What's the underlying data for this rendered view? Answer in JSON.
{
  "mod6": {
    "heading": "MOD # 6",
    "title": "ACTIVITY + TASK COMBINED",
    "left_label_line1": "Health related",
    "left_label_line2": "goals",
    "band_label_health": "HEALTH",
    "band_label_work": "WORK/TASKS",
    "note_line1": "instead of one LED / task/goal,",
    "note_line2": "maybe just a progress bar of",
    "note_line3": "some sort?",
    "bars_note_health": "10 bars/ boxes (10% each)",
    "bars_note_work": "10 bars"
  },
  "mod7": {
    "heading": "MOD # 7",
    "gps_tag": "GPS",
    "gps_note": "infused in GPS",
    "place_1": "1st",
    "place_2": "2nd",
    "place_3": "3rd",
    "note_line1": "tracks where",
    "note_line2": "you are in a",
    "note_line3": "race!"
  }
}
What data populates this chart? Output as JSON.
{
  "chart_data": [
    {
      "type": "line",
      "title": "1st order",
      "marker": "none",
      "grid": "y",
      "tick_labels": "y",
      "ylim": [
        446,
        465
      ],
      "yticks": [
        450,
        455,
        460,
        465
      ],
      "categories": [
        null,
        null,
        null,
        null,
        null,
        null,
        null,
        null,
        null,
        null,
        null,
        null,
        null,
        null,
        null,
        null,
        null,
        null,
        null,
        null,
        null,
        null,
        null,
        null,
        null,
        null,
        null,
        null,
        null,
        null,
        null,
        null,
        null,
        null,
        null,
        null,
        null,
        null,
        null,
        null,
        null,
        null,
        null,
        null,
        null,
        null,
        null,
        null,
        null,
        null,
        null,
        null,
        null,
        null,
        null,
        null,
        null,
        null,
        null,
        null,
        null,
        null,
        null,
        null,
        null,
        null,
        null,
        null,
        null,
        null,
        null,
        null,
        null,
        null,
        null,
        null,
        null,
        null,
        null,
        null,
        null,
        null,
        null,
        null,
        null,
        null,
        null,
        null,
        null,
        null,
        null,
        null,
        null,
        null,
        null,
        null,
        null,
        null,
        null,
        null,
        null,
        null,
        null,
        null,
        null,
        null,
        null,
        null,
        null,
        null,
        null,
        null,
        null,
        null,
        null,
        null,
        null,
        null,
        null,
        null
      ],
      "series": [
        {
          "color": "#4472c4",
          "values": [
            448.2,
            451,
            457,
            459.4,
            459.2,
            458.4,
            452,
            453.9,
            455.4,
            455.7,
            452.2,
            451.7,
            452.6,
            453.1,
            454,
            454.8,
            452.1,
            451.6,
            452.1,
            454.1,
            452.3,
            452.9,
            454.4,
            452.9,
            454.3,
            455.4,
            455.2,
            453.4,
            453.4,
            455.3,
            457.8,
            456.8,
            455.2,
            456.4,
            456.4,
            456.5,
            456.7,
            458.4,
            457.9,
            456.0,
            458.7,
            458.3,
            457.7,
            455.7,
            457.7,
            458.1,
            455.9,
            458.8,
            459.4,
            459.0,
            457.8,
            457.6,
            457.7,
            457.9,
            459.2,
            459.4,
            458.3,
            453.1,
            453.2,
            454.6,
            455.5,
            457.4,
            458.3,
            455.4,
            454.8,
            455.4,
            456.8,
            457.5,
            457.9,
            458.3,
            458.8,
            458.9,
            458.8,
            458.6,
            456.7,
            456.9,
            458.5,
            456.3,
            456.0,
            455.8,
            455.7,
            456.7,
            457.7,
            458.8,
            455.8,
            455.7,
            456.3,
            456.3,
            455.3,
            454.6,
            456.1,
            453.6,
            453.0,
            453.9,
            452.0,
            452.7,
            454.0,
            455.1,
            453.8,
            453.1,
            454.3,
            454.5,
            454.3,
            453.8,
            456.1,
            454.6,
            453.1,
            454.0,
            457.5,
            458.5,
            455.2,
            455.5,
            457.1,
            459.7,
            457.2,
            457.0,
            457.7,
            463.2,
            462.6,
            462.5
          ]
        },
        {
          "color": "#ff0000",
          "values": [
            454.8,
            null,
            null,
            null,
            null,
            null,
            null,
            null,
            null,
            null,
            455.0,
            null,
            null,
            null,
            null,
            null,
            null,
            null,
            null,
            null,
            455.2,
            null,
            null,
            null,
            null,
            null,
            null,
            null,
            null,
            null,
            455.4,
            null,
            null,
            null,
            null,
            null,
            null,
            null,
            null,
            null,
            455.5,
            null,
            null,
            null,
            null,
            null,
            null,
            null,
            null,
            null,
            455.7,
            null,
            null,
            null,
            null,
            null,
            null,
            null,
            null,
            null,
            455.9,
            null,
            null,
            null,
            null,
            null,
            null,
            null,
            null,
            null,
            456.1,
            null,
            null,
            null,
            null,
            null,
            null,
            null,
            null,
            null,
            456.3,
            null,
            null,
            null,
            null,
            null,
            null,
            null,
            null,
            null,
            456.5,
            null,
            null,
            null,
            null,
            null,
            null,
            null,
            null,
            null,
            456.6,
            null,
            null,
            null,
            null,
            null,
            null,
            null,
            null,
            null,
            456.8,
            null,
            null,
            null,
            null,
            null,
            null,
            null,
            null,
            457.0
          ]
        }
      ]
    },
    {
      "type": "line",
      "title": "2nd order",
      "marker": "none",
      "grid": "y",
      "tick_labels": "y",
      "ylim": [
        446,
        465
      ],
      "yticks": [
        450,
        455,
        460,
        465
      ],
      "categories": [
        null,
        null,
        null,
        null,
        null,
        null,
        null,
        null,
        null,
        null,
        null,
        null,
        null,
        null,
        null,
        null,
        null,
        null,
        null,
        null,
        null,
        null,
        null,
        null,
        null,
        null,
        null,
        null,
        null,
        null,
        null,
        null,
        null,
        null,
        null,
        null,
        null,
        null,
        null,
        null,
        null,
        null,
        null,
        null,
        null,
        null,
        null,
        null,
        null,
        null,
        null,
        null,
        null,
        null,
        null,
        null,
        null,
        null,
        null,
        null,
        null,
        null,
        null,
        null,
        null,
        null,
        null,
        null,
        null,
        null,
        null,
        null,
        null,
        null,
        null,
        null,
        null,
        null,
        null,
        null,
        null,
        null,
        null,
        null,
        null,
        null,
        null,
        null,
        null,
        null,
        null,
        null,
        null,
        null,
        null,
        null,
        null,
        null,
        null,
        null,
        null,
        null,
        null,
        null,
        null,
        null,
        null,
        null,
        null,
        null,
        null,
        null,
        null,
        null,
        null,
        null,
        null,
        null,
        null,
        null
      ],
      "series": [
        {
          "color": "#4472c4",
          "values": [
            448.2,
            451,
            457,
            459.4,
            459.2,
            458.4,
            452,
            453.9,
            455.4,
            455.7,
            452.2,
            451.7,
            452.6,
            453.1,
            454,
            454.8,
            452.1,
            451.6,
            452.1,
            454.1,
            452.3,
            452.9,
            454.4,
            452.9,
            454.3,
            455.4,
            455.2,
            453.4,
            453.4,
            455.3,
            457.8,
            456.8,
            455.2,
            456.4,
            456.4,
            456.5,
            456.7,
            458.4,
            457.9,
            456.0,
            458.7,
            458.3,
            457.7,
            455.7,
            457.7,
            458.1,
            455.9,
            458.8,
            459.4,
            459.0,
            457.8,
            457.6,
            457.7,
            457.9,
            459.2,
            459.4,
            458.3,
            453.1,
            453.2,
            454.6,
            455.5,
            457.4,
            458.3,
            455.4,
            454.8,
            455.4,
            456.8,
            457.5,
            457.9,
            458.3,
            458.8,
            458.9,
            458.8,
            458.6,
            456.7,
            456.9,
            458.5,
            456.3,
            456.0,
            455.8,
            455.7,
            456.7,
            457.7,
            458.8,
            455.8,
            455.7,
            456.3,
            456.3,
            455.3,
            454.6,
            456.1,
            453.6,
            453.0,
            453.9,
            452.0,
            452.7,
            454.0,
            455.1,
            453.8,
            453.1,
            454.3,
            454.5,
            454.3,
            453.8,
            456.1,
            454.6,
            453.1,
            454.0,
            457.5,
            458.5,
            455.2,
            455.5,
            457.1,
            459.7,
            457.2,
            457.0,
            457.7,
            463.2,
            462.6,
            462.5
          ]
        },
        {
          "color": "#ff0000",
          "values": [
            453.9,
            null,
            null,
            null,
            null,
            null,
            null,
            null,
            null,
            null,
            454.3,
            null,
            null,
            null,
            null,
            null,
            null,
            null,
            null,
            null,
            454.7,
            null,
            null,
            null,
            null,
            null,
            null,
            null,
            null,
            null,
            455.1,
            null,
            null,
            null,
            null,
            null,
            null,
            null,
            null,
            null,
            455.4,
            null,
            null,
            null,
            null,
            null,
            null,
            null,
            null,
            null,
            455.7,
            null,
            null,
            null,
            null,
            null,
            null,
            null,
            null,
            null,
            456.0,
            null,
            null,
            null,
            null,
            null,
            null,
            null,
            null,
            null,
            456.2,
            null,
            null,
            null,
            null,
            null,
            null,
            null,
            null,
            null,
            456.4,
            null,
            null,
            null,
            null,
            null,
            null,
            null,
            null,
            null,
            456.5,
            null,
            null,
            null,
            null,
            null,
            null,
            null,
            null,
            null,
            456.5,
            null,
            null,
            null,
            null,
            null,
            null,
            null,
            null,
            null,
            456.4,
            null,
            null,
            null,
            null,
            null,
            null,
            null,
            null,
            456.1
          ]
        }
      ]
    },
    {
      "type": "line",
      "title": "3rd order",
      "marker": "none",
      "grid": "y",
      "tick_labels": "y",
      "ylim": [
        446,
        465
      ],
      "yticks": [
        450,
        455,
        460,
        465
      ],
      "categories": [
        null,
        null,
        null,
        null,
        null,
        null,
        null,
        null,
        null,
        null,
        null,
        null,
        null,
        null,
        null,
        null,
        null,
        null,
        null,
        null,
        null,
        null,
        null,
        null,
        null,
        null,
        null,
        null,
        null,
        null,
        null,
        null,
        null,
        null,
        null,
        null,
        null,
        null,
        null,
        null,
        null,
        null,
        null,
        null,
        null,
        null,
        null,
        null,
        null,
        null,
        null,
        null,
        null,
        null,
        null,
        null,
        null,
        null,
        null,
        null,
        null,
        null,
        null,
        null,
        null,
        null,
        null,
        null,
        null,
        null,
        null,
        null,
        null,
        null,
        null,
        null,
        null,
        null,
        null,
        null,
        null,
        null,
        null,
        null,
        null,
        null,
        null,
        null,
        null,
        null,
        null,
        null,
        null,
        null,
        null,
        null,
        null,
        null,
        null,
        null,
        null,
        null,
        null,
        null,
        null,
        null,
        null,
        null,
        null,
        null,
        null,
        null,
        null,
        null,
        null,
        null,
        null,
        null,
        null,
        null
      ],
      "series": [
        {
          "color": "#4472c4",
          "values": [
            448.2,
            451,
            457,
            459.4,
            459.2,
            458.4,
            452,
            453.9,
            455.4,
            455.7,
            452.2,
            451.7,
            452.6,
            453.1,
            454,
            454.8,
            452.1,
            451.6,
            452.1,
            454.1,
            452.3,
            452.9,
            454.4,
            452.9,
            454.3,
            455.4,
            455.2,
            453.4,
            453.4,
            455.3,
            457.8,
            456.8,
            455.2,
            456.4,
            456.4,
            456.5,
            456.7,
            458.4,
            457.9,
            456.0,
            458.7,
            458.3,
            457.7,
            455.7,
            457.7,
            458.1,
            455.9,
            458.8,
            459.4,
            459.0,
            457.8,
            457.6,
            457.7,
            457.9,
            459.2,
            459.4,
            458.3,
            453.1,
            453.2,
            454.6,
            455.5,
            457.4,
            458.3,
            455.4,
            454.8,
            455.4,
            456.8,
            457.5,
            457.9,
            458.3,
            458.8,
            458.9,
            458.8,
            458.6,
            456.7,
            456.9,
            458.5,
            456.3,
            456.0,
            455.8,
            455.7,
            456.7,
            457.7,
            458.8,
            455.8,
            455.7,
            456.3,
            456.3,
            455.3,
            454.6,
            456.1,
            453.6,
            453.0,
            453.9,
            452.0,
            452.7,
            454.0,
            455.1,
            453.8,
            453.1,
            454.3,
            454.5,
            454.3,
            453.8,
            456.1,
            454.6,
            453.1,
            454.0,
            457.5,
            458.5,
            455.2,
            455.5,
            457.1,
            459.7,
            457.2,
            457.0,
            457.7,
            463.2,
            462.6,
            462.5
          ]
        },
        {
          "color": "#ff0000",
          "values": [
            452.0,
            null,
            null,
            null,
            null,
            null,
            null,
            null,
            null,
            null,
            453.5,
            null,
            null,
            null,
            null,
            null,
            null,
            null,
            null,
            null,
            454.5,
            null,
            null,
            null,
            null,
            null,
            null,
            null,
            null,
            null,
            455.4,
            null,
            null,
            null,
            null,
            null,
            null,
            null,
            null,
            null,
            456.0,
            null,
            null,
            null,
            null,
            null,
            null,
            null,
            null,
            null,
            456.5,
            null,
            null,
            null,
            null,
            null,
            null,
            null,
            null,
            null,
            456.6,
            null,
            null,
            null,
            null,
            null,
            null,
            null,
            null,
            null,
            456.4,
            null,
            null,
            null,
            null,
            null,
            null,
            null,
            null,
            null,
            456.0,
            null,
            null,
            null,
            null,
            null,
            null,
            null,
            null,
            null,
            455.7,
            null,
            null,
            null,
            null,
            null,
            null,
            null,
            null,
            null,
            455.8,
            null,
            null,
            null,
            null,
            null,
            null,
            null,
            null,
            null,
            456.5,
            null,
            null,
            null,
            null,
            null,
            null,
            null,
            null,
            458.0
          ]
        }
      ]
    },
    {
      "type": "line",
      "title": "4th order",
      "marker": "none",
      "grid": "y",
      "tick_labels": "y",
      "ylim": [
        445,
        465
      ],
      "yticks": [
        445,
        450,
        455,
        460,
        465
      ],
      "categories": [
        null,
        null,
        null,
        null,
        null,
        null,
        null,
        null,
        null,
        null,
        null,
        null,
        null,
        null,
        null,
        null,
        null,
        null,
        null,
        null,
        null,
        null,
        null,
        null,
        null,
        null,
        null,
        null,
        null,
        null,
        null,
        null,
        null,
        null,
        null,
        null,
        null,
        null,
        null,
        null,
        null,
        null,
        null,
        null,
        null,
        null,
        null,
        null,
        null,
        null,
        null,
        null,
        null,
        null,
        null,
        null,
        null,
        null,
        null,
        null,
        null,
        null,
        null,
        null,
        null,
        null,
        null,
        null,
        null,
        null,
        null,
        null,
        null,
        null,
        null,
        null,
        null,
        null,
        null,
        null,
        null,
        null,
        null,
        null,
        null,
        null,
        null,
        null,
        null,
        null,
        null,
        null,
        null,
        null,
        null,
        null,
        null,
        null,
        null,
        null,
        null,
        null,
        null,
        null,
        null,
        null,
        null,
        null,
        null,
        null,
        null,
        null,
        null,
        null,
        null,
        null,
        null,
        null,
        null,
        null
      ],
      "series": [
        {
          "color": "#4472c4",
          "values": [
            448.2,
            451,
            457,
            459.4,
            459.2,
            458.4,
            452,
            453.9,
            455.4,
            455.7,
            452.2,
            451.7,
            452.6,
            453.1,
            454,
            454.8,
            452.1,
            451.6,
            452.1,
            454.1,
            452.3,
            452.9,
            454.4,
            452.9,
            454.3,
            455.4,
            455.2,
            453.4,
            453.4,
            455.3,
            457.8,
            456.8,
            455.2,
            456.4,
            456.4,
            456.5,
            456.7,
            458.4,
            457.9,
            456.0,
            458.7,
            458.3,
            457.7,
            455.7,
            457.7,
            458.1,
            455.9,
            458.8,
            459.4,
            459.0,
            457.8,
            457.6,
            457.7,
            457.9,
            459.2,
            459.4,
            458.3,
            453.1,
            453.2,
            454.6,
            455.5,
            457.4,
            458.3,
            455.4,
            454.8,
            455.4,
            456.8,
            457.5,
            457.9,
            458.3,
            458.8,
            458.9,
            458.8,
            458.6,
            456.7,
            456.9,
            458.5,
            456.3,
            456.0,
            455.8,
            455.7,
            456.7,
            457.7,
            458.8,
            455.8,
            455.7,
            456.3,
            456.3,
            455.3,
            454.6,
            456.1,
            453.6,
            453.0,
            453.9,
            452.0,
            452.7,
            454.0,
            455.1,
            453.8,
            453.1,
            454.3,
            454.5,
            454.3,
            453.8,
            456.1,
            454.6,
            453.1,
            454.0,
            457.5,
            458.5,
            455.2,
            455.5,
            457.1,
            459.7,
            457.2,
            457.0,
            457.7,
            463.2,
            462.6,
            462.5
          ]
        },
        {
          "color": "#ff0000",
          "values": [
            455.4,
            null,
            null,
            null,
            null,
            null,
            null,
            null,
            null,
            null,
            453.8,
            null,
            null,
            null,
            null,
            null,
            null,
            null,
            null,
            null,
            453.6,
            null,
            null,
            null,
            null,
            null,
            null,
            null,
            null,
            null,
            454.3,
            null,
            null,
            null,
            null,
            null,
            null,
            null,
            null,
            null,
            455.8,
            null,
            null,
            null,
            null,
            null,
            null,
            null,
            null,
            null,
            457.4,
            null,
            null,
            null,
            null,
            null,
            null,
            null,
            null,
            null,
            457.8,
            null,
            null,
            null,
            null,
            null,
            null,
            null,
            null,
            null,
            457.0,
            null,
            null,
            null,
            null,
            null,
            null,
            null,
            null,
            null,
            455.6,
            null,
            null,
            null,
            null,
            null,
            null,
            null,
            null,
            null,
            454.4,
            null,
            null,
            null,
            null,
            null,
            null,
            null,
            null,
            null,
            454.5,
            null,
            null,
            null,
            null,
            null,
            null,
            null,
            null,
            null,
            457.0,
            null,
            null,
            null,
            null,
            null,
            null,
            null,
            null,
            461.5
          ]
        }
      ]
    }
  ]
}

***

• [EXERCISE BRIEF]: Find how many lines of the entries contain "What". Respond with the number only.

• [SOLUTION FOR THIS TASK]: 2